Dataset entries
>> begin

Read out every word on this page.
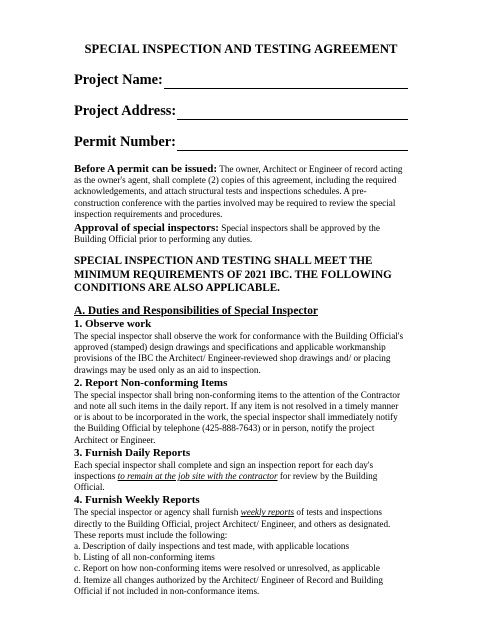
SPECIAL INSPECTION AND TESTING AGREEMENT
Project Name:
Project Address:
Permit Number:

Before A permit can be issued: The owner, Architect or Engineer of record acting as the owner's agent, shall complete (2) copies of this agreement, including the required acknowledgements, and attach structural tests and inspections schedules. A pre-construction conference with the parties involved may be required to review the special inspection requirements and procedures.

Approval of special inspectors: Special inspectors shall be approved by the Building Official prior to performing any duties.

SPECIAL INSPECTION AND TESTING SHALL MEET THE MINIMUM REQUIREMENTS OF 2021 IBC. THE FOLLOWING CONDITIONS ARE ALSO APPLICABLE.
A. Duties and Responsibilities of Special Inspector
1. Observe work

The special inspector shall observe the work for conformance with the Building Official's approved (stamped) design drawings and specifications and applicable workmanship provisions of the IBC the Architect/ Engineer-reviewed shop drawings and/ or placing drawings may be used only as an aid to inspection.

2. Report Non-conforming Items

The special inspector shall bring non-conforming items to the attention of the Contractor and note all such items in the daily report. If any item is not resolved in a timely manner or is about to be incorporated in the work, the special inspector shall immediately notify the Building Official by telephone (425-888-7643) or in person, notify the project Architect or Engineer.

3. Furnish Daily Reports

Each special inspector shall complete and sign an inspection report for each day's inspections to remain at the job site with the contractor for review by the Building Official.

4. Furnish Weekly Reports

The special inspector or agency shall furnish weekly reports of tests and inspections directly to the Building Official, project Architect/ Engineer, and others as designated. These reports must include the following:

a. Description of daily inspections and test made, with applicable locations

b. Listing of all non-conforming items

c. Report on how non-conforming items were resolved or unresolved, as applicable

d. Itemize all changes authorized by the Architect/ Engineer of Record and Building Official if not included in non-conformance items.
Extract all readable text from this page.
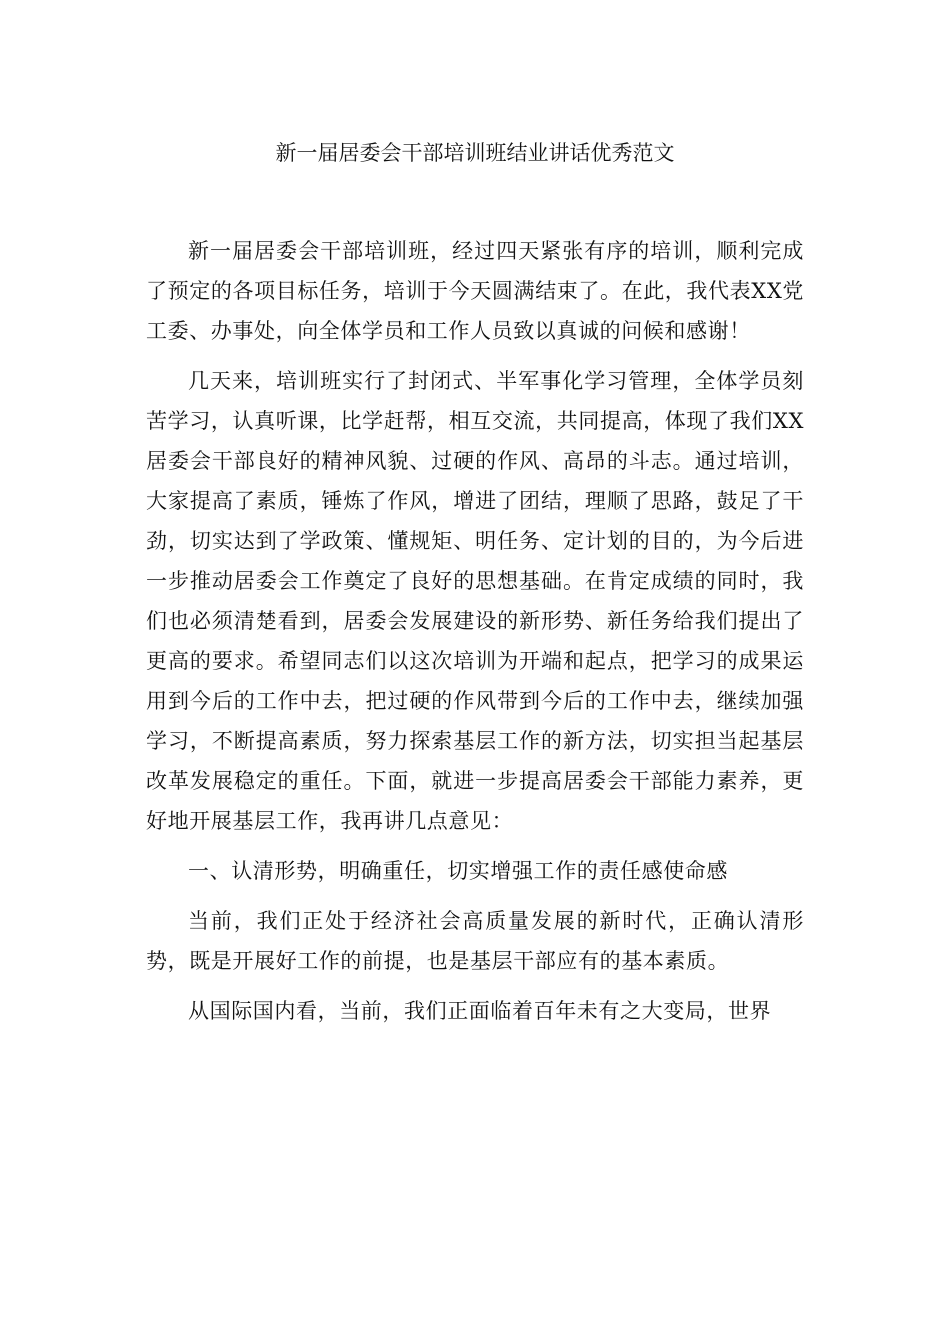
新一届居委会干部培训班结业讲话优秀范文

新一届居委会干部培训班，经过四天紧张有序的培训，顺利完成了预定的各项目标任务，培训于今天圆满结束了。在此，我代表XX党工委、办事处，向全体学员和工作人员致以真诚的问候和感谢！

几天来，培训班实行了封闭式、半军事化学习管理，全体学员刻苦学习，认真听课，比学赶帮，相互交流，共同提高，体现了我们XX居委会干部良好的精神风貌、过硬的作风、高昂的斗志。通过培训，大家提高了素质，锤炼了作风，增进了团结，理顺了思路，鼓足了干劲，切实达到了学政策、懂规矩、明任务、定计划的目的，为今后进一步推动居委会工作奠定了良好的思想基础。在肯定成绩的同时，我们也必须清楚看到，居委会发展建设的新形势、新任务给我们提出了更高的要求。希望同志们以这次培训为开端和起点，把学习的成果运用到今后的工作中去，把过硬的作风带到今后的工作中去，继续加强学习，不断提高素质，努力探索基层工作的新方法，切实担当起基层改革发展稳定的重任。下面，就进一步提高居委会干部能力素养，更好地开展基层工作，我再讲几点意见：

一、认清形势，明确重任，切实增强工作的责任感使命感

当前，我们正处于经济社会高质量发展的新时代，正确认清形势，既是开展好工作的前提，也是基层干部应有的基本素质。

从国际国内看，当前，我们正面临着百年未有之大变局，世界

>> end

The task: Without the pictures, return all the records precisely as they stand.

Exercise answer:
Read out every word on this page.
SPECIAL INSPECTION AND TESTING AGREEMENT
Project Name:
Project Address:
Permit Number:

Before A permit can be issued: The owner, Architect or Engineer of record acting as the owner's agent, shall complete (2) copies of this agreement, including the required acknowledgements, and attach structural tests and inspections schedules. A pre-construction conference with the parties involved may be required to review the special inspection requirements and procedures.

Approval of special inspectors: Special inspectors shall be approved by the Building Official prior to performing any duties.

SPECIAL INSPECTION AND TESTING SHALL MEET THE MINIMUM REQUIREMENTS OF 2021 IBC. THE FOLLOWING CONDITIONS ARE ALSO APPLICABLE.
A. Duties and Responsibilities of Special Inspector
1. Observe work

The special inspector shall observe the work for conformance with the Building Official's approved (stamped) design drawings and specifications and applicable workmanship provisions of the IBC the Architect/ Engineer-reviewed shop drawings and/ or placing drawings may be used only as an aid to inspection.

2. Report Non-conforming Items

The special inspector shall bring non-conforming items to the attention of the Contractor and note all such items in the daily report. If any item is not resolved in a timely manner or is about to be incorporated in the work, the special inspector shall immediately notify the Building Official by telephone (425-888-7643) or in person, notify the project Architect or Engineer.

3. Furnish Daily Reports

Each special inspector shall complete and sign an inspection report for each day's inspections to remain at the job site with the contractor for review by the Building Official.

4. Furnish Weekly Reports

The special inspector or agency shall furnish weekly reports of tests and inspections directly to the Building Official, project Architect/ Engineer, and others as designated. These reports must include the following:

a. Description of daily inspections and test made, with applicable locations

b. Listing of all non-conforming items

c. Report on how non-conforming items were resolved or unresolved, as applicable

d. Itemize all changes authorized by the Architect/ Engineer of Record and Building Official if not included in non-conformance items.
Extract all readable text from this page.
新一届居委会干部培训班结业讲话优秀范文

新一届居委会干部培训班，经过四天紧张有序的培训，顺利完成了预定的各项目标任务，培训于今天圆满结束了。在此，我代表XX党工委、办事处，向全体学员和工作人员致以真诚的问候和感谢！

几天来，培训班实行了封闭式、半军事化学习管理，全体学员刻苦学习，认真听课，比学赶帮，相互交流，共同提高，体现了我们XX居委会干部良好的精神风貌、过硬的作风、高昂的斗志。通过培训，大家提高了素质，锤炼了作风，增进了团结，理顺了思路，鼓足了干劲，切实达到了学政策、懂规矩、明任务、定计划的目的，为今后进一步推动居委会工作奠定了良好的思想基础。在肯定成绩的同时，我们也必须清楚看到，居委会发展建设的新形势、新任务给我们提出了更高的要求。希望同志们以这次培训为开端和起点，把学习的成果运用到今后的工作中去，把过硬的作风带到今后的工作中去，继续加强学习，不断提高素质，努力探索基层工作的新方法，切实担当起基层改革发展稳定的重任。下面，就进一步提高居委会干部能力素养，更好地开展基层工作，我再讲几点意见：

一、认清形势，明确重任，切实增强工作的责任感使命感

当前，我们正处于经济社会高质量发展的新时代，正确认清形势，既是开展好工作的前提，也是基层干部应有的基本素质。

从国际国内看，当前，我们正面临着百年未有之大变局，世界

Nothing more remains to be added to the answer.